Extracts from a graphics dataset
-- begin --
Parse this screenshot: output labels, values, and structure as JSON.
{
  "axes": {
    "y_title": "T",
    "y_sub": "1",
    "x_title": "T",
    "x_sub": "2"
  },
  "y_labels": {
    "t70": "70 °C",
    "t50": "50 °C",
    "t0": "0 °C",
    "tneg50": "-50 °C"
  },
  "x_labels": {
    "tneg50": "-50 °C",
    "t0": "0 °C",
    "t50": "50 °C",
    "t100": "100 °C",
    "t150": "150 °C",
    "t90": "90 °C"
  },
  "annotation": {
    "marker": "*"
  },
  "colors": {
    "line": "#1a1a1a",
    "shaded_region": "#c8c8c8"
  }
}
-- end --
#### [WRITTEN INSTRUCTION]
Restate the data above word for word.

#### [ANSWER TO THIS TASK]
Parse this screenshot: output labels, values, and structure as JSON.
{
  "axes": {
    "y_title": "T",
    "y_sub": "1",
    "x_title": "T",
    "x_sub": "2"
  },
  "y_labels": {
    "t70": "70 °C",
    "t50": "50 °C",
    "t0": "0 °C",
    "tneg50": "-50 °C"
  },
  "x_labels": {
    "tneg50": "-50 °C",
    "t0": "0 °C",
    "t50": "50 °C",
    "t100": "100 °C",
    "t150": "150 °C",
    "t90": "90 °C"
  },
  "annotation": {
    "marker": "*"
  },
  "colors": {
    "line": "#1a1a1a",
    "shaded_region": "#c8c8c8"
  }
}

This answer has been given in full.